--- BEGIN ---

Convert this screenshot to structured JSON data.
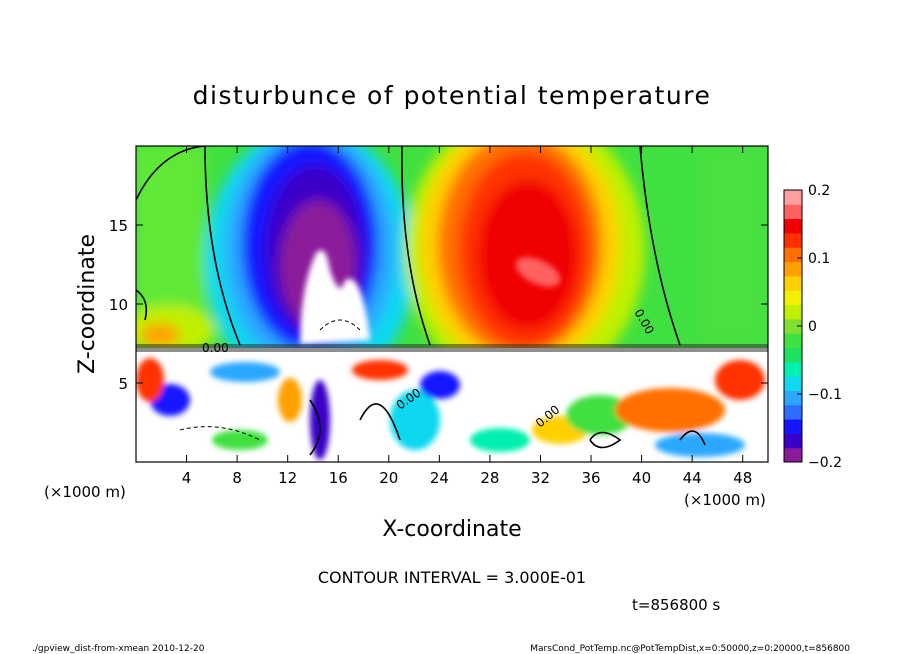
{
  "chart_data": {
    "type": "heatmap",
    "title": "disturbunce of potential temperature",
    "xlabel": "X-coordinate",
    "ylabel": "Z-coordinate",
    "x_unit_left": "(×1000 m)",
    "x_unit_right": "(×1000 m)",
    "xlim": [
      0,
      50
    ],
    "ylim": [
      0,
      20
    ],
    "x_ticks": [
      "4",
      "8",
      "12",
      "16",
      "20",
      "24",
      "28",
      "32",
      "36",
      "40",
      "44",
      "48"
    ],
    "x_tick_values": [
      4,
      8,
      12,
      16,
      20,
      24,
      28,
      32,
      36,
      40,
      44,
      48
    ],
    "y_ticks": [
      "5",
      "10",
      "15"
    ],
    "y_tick_values": [
      5,
      10,
      15
    ],
    "colorbar": {
      "range": [
        -0.2,
        0.2
      ],
      "tick_labels": [
        "0.2",
        "0.1",
        "0",
        "−0.1",
        "−0.2"
      ],
      "tick_values": [
        0.2,
        0.1,
        0,
        -0.1,
        -0.2
      ],
      "colors": [
        "#8b1a9a",
        "#3b00c8",
        "#1515ff",
        "#2f6bff",
        "#2ba7ff",
        "#10d8f0",
        "#00f0b0",
        "#20e060",
        "#40e040",
        "#80e030",
        "#c0f000",
        "#f0f000",
        "#ffd000",
        "#ffa000",
        "#ff7000",
        "#ff3000",
        "#f00000",
        "#ff6060",
        "#ffa0a0"
      ]
    },
    "features": [
      {
        "kind": "negative anomaly core",
        "x": 15,
        "z": 11,
        "value": -0.2
      },
      {
        "kind": "positive anomaly core",
        "x": 32,
        "z": 12,
        "value": 0.2
      },
      {
        "kind": "mixed layer top",
        "z": 7.3
      }
    ],
    "contour_labels": [
      "0.00",
      "0.00",
      "0.00",
      "0.00"
    ],
    "contour_interval_text": "CONTOUR INTERVAL = 3.000E-01",
    "time_text": "t=856800 s"
  },
  "footer": {
    "left": "./gpview_dist-from-xmean  2010-12-20",
    "right": "MarsCond_PotTemp.nc@PotTempDist,x=0:50000,z=0:20000,t=856800"
  }
}
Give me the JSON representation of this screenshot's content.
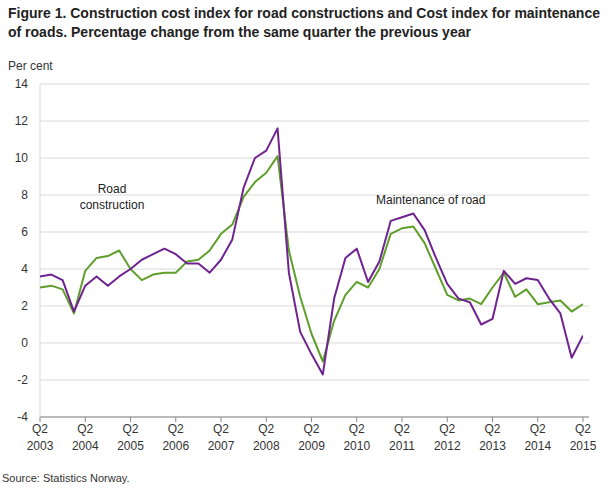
{
  "chart_data": {
    "type": "line",
    "title": "Figure 1. Construction cost index for road constructions and Cost index for maintenance of roads. Percentage change from the same quarter the previous year",
    "y_label": "Per cent",
    "source": "Source: Statistics Norway.",
    "categories": [
      "Q2 2003",
      null,
      null,
      null,
      "Q2 2004",
      null,
      null,
      null,
      "Q2 2005",
      null,
      null,
      null,
      "Q2 2006",
      null,
      null,
      null,
      "Q2 2007",
      null,
      null,
      null,
      "Q2 2008",
      null,
      null,
      null,
      "Q2 2009",
      null,
      null,
      null,
      "Q2 2010",
      null,
      null,
      null,
      "Q2 2011",
      null,
      null,
      null,
      "Q2 2012",
      null,
      null,
      null,
      "Q2 2013",
      null,
      null,
      null,
      "Q2 2014",
      null,
      null,
      null,
      "Q2 2015"
    ],
    "series": [
      {
        "name": "Road construction",
        "color": "#5f9e2a",
        "values": [
          3.0,
          3.1,
          2.9,
          1.6,
          3.9,
          4.6,
          4.7,
          5.0,
          4.0,
          3.4,
          3.7,
          3.8,
          3.8,
          4.4,
          4.5,
          5.0,
          5.9,
          6.4,
          7.9,
          8.7,
          9.2,
          10.1,
          5.0,
          2.5,
          0.5,
          -1.0,
          1.2,
          2.6,
          3.3,
          3.0,
          4.0,
          5.9,
          6.2,
          6.3,
          5.4,
          4.0,
          2.6,
          2.3,
          2.4,
          2.1,
          3.0,
          3.8,
          2.5,
          2.9,
          2.1,
          2.2,
          2.3,
          1.7,
          2.1
        ]
      },
      {
        "name": "Maintenance of road",
        "color": "#6f2390",
        "values": [
          3.6,
          3.7,
          3.4,
          1.7,
          3.1,
          3.6,
          3.1,
          3.6,
          4.0,
          4.5,
          4.8,
          5.1,
          4.8,
          4.3,
          4.3,
          3.8,
          4.5,
          5.6,
          8.4,
          10.0,
          10.4,
          11.6,
          3.8,
          0.6,
          -0.6,
          -1.7,
          2.4,
          4.6,
          5.1,
          3.3,
          4.4,
          6.6,
          6.8,
          7.0,
          6.1,
          4.6,
          3.2,
          2.4,
          2.2,
          1.0,
          1.3,
          3.9,
          3.2,
          3.5,
          3.4,
          2.4,
          1.6,
          -0.8,
          0.4
        ]
      }
    ],
    "ylim": [
      -4,
      14
    ],
    "yticks": [
      -4,
      -2,
      0,
      2,
      4,
      6,
      8,
      10,
      12,
      14
    ],
    "grid": true
  }
}
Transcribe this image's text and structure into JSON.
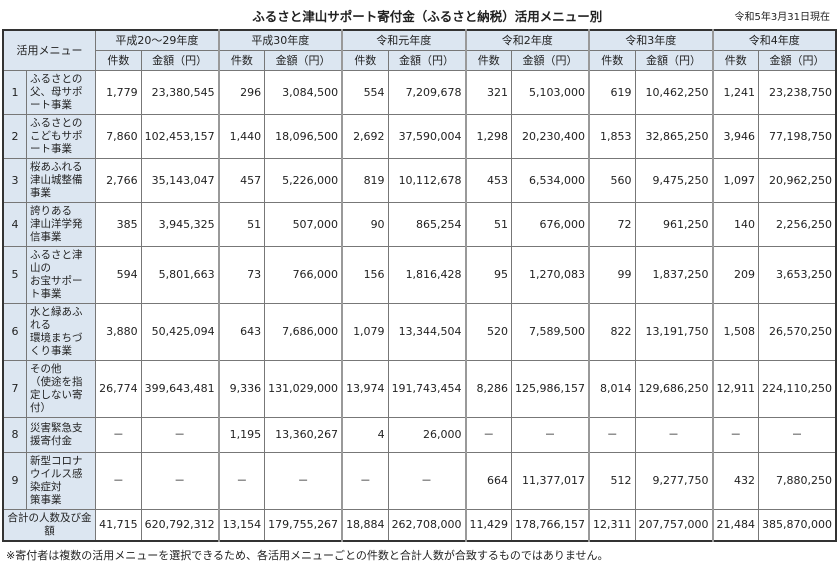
{
  "title": "ふるさと津山サポート寄付金（ふるさと納税）活用メニュー別",
  "as_of": "令和5年3月31日現在",
  "menu_header": "活用メニュー",
  "periods": [
    "平成20～29年度",
    "平成30年度",
    "令和元年度",
    "令和2年度",
    "令和3年度",
    "令和4年度"
  ],
  "sub_headers": {
    "count": "件数",
    "amount": "金額（円）"
  },
  "rows": [
    {
      "no": "1",
      "menu": [
        "ふるさとの",
        "父、母サポート事業"
      ],
      "values": [
        "1,779",
        "23,380,545",
        "296",
        "3,084,500",
        "554",
        "7,209,678",
        "321",
        "5,103,000",
        "619",
        "10,462,250",
        "1,241",
        "23,238,750"
      ]
    },
    {
      "no": "2",
      "menu": [
        "ふるさとの",
        "こどもサポート事業"
      ],
      "values": [
        "7,860",
        "102,453,157",
        "1,440",
        "18,096,500",
        "2,692",
        "37,590,004",
        "1,298",
        "20,230,400",
        "1,853",
        "32,865,250",
        "3,946",
        "77,198,750"
      ]
    },
    {
      "no": "3",
      "menu": [
        "桜あふれる",
        "津山城整備事業"
      ],
      "values": [
        "2,766",
        "35,143,047",
        "457",
        "5,226,000",
        "819",
        "10,112,678",
        "453",
        "6,534,000",
        "560",
        "9,475,250",
        "1,097",
        "20,962,250"
      ]
    },
    {
      "no": "4",
      "menu": [
        "誇りある",
        "津山洋学発信事業"
      ],
      "values": [
        "385",
        "3,945,325",
        "51",
        "507,000",
        "90",
        "865,254",
        "51",
        "676,000",
        "72",
        "961,250",
        "140",
        "2,256,250"
      ]
    },
    {
      "no": "5",
      "menu": [
        "ふるさと津山の",
        "お宝サポート事業"
      ],
      "values": [
        "594",
        "5,801,663",
        "73",
        "766,000",
        "156",
        "1,816,428",
        "95",
        "1,270,083",
        "99",
        "1,837,250",
        "209",
        "3,653,250"
      ]
    },
    {
      "no": "6",
      "menu": [
        "水と緑あふれる",
        "環境まちづくり事業"
      ],
      "values": [
        "3,880",
        "50,425,094",
        "643",
        "7,686,000",
        "1,079",
        "13,344,504",
        "520",
        "7,589,500",
        "822",
        "13,191,750",
        "1,508",
        "26,570,250"
      ]
    },
    {
      "no": "7",
      "menu": [
        "その他",
        "（使途を指定しない寄付）"
      ],
      "values": [
        "26,774",
        "399,643,481",
        "9,336",
        "131,029,000",
        "13,974",
        "191,743,454",
        "8,286",
        "125,986,157",
        "8,014",
        "129,686,250",
        "12,911",
        "224,110,250"
      ]
    },
    {
      "no": "8",
      "menu": [
        "災害緊急支援寄付金"
      ],
      "values": [
        "－",
        "－",
        "1,195",
        "13,360,267",
        "4",
        "26,000",
        "－",
        "－",
        "－",
        "－",
        "－",
        "－"
      ]
    },
    {
      "no": "9",
      "menu": [
        "新型コロナウイルス感染症対",
        "策事業"
      ],
      "values": [
        "－",
        "－",
        "－",
        "－",
        "－",
        "－",
        "664",
        "11,377,017",
        "512",
        "9,277,750",
        "432",
        "7,880,250"
      ]
    }
  ],
  "total": {
    "label": "合計の人数及び金額",
    "values": [
      "41,715",
      "620,792,312",
      "13,154",
      "179,755,267",
      "18,884",
      "262,708,000",
      "11,429",
      "178,766,157",
      "12,311",
      "207,757,000",
      "21,484",
      "385,870,000"
    ]
  },
  "note": "※寄付者は複数の活用メニューを選択できるため、各活用メニューごとの件数と合計人数が合致するものではありません。"
}
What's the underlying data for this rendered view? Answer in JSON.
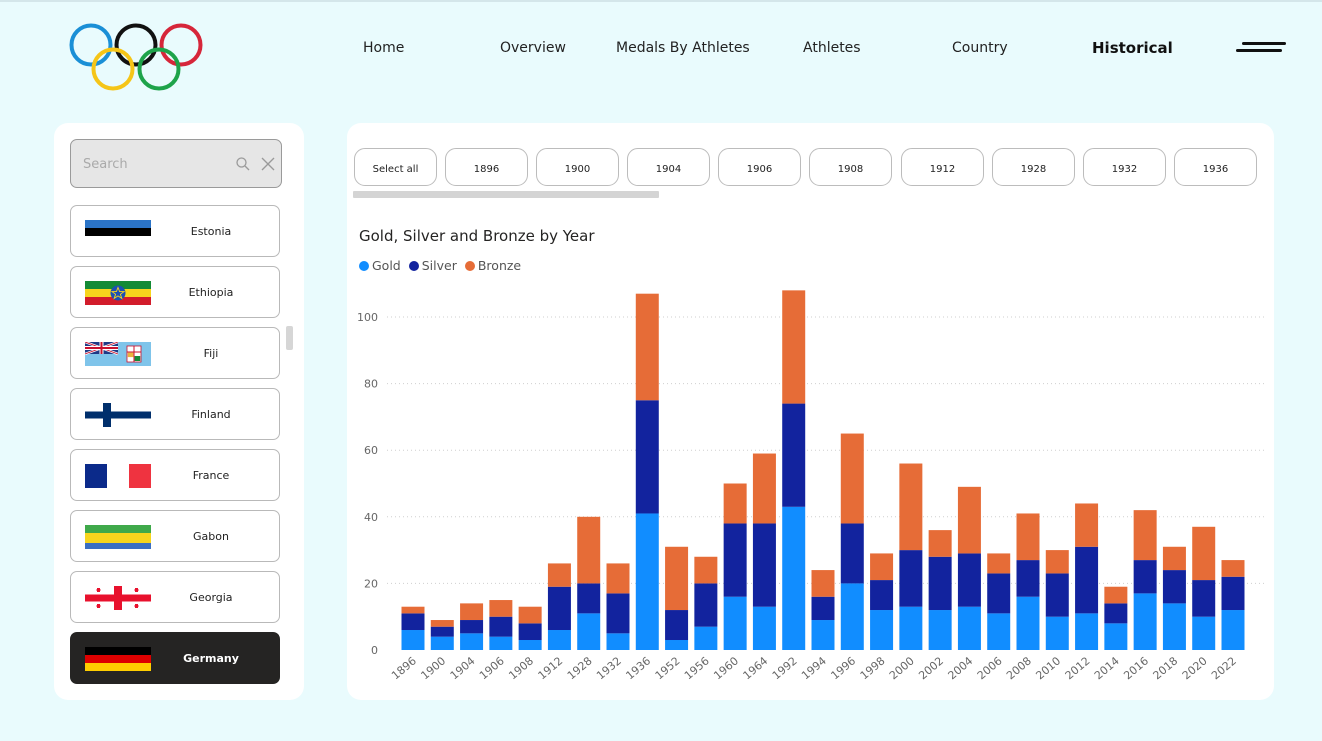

--- END ---

_Your goal_
Within the data above, pick out all lines holding the word "kind".

_Written response_
        "kind": "negative anomaly core",
        "kind": "positive anomaly core",
        "kind": "mixed layer top",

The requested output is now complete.